--- ENTRIES SUPPLIED ---

☆ ☆ ☆ ☆ ☆ ☆ ☆

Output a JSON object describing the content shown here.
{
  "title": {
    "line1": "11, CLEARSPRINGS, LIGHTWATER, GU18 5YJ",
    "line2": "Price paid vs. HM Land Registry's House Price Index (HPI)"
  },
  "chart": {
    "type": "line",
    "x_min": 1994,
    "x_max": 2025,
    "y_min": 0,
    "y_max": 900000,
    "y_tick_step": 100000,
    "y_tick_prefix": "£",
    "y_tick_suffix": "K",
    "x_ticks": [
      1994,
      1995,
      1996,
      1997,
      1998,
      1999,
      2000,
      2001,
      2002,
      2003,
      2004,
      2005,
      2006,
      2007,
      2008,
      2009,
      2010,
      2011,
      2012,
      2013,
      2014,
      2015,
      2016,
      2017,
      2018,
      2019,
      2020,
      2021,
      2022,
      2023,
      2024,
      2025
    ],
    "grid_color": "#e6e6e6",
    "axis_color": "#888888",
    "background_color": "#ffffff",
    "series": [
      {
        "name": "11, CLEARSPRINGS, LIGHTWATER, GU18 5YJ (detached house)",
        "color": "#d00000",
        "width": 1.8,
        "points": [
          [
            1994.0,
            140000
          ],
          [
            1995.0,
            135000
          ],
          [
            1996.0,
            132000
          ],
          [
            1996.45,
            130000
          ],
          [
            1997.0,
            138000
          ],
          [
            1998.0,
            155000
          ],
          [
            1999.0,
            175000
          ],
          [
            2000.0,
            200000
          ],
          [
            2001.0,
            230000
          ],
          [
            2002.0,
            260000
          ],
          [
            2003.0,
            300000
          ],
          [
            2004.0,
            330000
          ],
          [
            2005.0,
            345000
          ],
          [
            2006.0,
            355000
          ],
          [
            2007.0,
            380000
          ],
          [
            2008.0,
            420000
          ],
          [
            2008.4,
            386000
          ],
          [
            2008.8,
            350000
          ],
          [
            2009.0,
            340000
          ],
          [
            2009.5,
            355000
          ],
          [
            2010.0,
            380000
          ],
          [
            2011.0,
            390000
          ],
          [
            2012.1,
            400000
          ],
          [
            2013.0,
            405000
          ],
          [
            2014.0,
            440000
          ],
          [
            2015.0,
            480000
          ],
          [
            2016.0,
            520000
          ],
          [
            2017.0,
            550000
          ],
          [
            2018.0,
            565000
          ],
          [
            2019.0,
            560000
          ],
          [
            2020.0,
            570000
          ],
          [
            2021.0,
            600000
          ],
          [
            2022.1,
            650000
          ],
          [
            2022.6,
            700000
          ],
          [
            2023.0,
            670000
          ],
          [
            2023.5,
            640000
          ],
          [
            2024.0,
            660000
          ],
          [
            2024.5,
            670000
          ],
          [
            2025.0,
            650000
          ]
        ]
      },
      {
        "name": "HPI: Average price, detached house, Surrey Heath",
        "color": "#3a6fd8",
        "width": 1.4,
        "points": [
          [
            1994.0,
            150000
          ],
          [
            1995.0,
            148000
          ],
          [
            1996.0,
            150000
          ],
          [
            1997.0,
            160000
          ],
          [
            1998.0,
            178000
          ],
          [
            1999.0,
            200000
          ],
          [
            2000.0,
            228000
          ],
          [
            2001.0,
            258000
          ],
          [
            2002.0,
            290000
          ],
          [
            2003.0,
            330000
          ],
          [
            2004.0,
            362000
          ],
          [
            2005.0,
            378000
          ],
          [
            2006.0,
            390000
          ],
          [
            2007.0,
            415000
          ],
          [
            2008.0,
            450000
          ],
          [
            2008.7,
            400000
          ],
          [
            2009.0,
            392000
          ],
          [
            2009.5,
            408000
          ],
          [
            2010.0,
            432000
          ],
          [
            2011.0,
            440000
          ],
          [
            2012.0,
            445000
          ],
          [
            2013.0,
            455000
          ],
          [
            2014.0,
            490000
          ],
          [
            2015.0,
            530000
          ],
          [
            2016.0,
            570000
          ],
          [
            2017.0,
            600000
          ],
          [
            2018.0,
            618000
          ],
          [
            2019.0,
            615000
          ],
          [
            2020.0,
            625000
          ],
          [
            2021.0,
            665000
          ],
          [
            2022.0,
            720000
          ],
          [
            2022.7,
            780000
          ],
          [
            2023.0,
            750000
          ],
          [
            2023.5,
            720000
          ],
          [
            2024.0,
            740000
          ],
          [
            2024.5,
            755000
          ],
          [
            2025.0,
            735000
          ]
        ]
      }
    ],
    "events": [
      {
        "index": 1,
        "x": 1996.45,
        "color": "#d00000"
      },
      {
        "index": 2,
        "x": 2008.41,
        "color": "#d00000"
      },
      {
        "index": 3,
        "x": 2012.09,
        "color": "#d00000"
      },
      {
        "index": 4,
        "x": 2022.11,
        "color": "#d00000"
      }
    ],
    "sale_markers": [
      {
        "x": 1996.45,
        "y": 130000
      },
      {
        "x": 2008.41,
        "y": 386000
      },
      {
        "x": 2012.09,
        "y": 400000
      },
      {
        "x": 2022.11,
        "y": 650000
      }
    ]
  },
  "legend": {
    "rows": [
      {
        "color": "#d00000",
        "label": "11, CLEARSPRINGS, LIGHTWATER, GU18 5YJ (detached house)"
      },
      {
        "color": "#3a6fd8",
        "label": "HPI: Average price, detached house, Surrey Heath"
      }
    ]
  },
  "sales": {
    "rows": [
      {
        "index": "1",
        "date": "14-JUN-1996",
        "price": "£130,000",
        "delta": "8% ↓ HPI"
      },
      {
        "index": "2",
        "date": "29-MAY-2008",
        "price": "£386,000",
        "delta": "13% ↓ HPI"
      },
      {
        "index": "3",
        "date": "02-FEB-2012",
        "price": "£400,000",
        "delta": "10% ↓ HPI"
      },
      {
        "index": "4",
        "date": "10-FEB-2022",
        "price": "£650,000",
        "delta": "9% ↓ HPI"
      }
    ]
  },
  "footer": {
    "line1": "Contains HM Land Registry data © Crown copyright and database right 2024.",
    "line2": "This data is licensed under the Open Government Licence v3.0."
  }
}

☆ ☆ ☆ ☆ ☆ ☆ ☆

--- STATED PROBLEM ---
Look over the records above and copy each line that includes the string "Heath".

--- IN RESPONSE ---
        "name": "HPI: Average price, detached house, Surrey Heath",
        "label": "HPI: Average price, detached house, Surrey Heath"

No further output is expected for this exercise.